**SET PROBLEM**
Select all lines with the string "OpenSubtitles" in them, and copy those lines.
-- START OF TASK MATERIAL --
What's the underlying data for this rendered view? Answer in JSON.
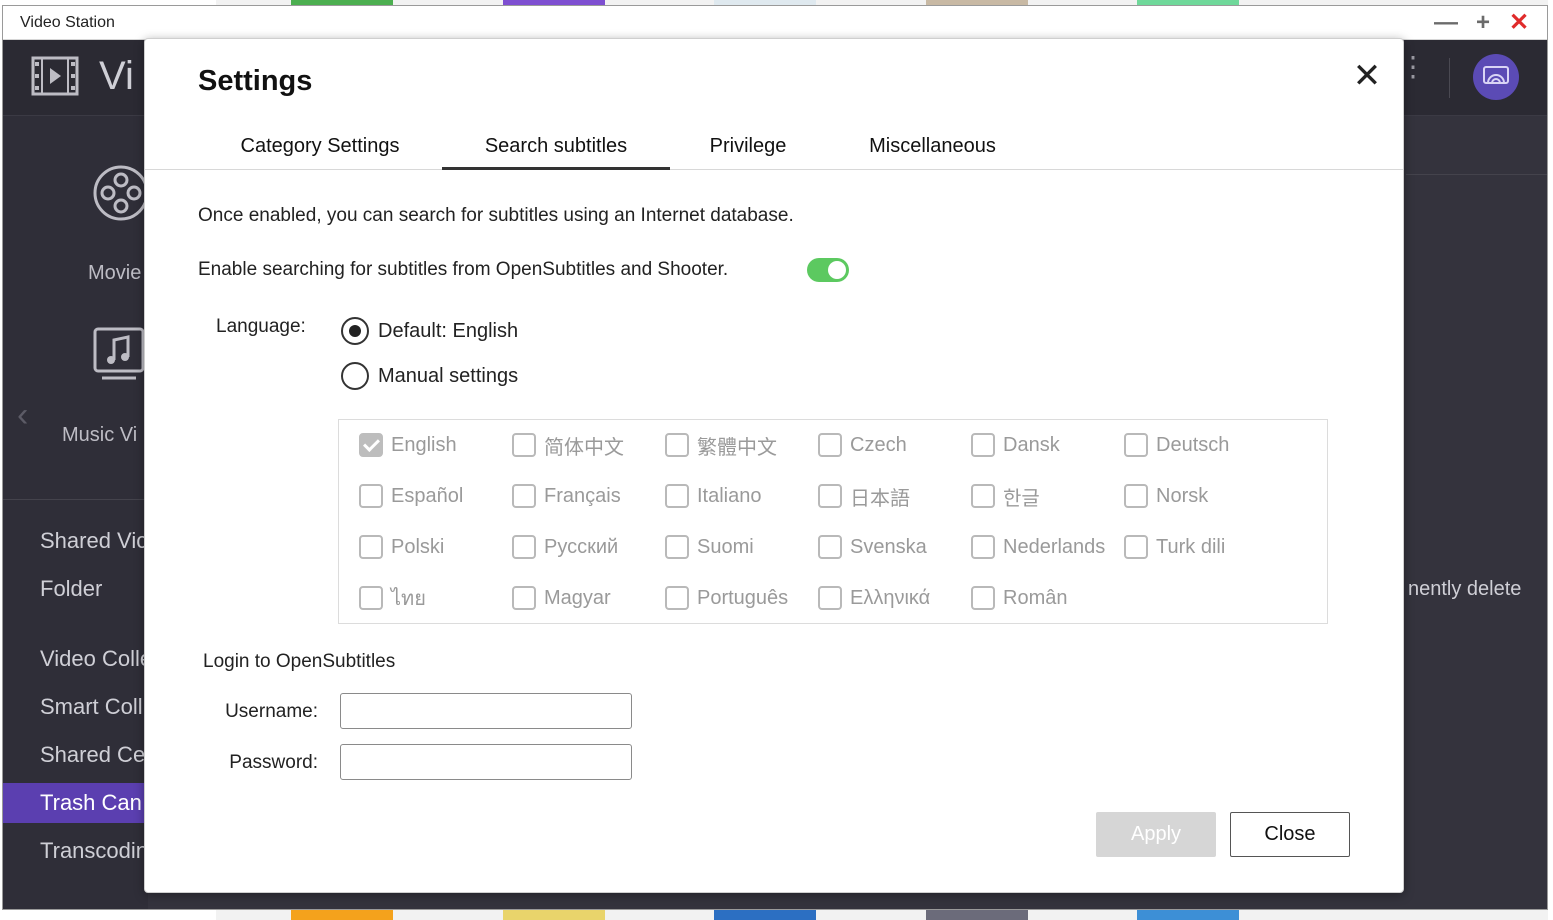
{
  "window": {
    "title": "Video Station",
    "minimize_glyph": "—",
    "maximize_glyph": "+",
    "close_glyph": "✕"
  },
  "app": {
    "name_visible": "Vi",
    "sidebar": {
      "categories": [
        {
          "label": "Movie",
          "icon": "film-reel-icon"
        },
        {
          "label": "Music Vi",
          "icon": "music-video-icon"
        }
      ],
      "items": [
        {
          "label": "Shared Vic"
        },
        {
          "label": "Folder"
        },
        {
          "label": "Video Colle"
        },
        {
          "label": "Smart Coll"
        },
        {
          "label": "Shared Ce"
        },
        {
          "label": "Trash Can",
          "active": true
        },
        {
          "label": "Transcodin"
        }
      ]
    },
    "background_text": "nently delete"
  },
  "dialog": {
    "title": "Settings",
    "close_glyph": "✕",
    "tabs": [
      {
        "label": "Category Settings"
      },
      {
        "label": "Search subtitles",
        "active": true
      },
      {
        "label": "Privilege"
      },
      {
        "label": "Miscellaneous"
      }
    ],
    "description": "Once enabled, you can search for subtitles using an Internet database.",
    "enable_label": "Enable searching for subtitles from OpenSubtitles and Shooter.",
    "enable_on": true,
    "language_label": "Language:",
    "radio_default": "Default: English",
    "radio_manual": "Manual settings",
    "selected_radio": "default",
    "languages": [
      {
        "label": "English",
        "checked": true
      },
      {
        "label": "简体中文",
        "checked": false
      },
      {
        "label": "繁體中文",
        "checked": false
      },
      {
        "label": "Czech",
        "checked": false
      },
      {
        "label": "Dansk",
        "checked": false
      },
      {
        "label": "Deutsch",
        "checked": false
      },
      {
        "label": "Español",
        "checked": false
      },
      {
        "label": "Français",
        "checked": false
      },
      {
        "label": "Italiano",
        "checked": false
      },
      {
        "label": "日本語",
        "checked": false
      },
      {
        "label": "한글",
        "checked": false
      },
      {
        "label": "Norsk",
        "checked": false
      },
      {
        "label": "Polski",
        "checked": false
      },
      {
        "label": "Русский",
        "checked": false
      },
      {
        "label": "Suomi",
        "checked": false
      },
      {
        "label": "Svenska",
        "checked": false
      },
      {
        "label": "Nederlands",
        "checked": false
      },
      {
        "label": "Turk dili",
        "checked": false
      },
      {
        "label": "ไทย",
        "checked": false
      },
      {
        "label": "Magyar",
        "checked": false
      },
      {
        "label": "Português",
        "checked": false
      },
      {
        "label": "Ελληνικά",
        "checked": false
      },
      {
        "label": "Român",
        "checked": false
      }
    ],
    "login_title": "Login to OpenSubtitles",
    "username_label": "Username:",
    "username_value": "",
    "password_label": "Password:",
    "password_value": "",
    "apply_label": "Apply",
    "close_label": "Close"
  },
  "colors": {
    "accent": "#5b3fb0",
    "toggle_on": "#5cc960",
    "window_close": "#e02b2b"
  }
}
-- END OF TASK MATERIAL --
**CORRECT OUTPUT**
    "enable_label": "Enable searching for subtitles from OpenSubtitles and Shooter.",
    "login_title": "Login to OpenSubtitles",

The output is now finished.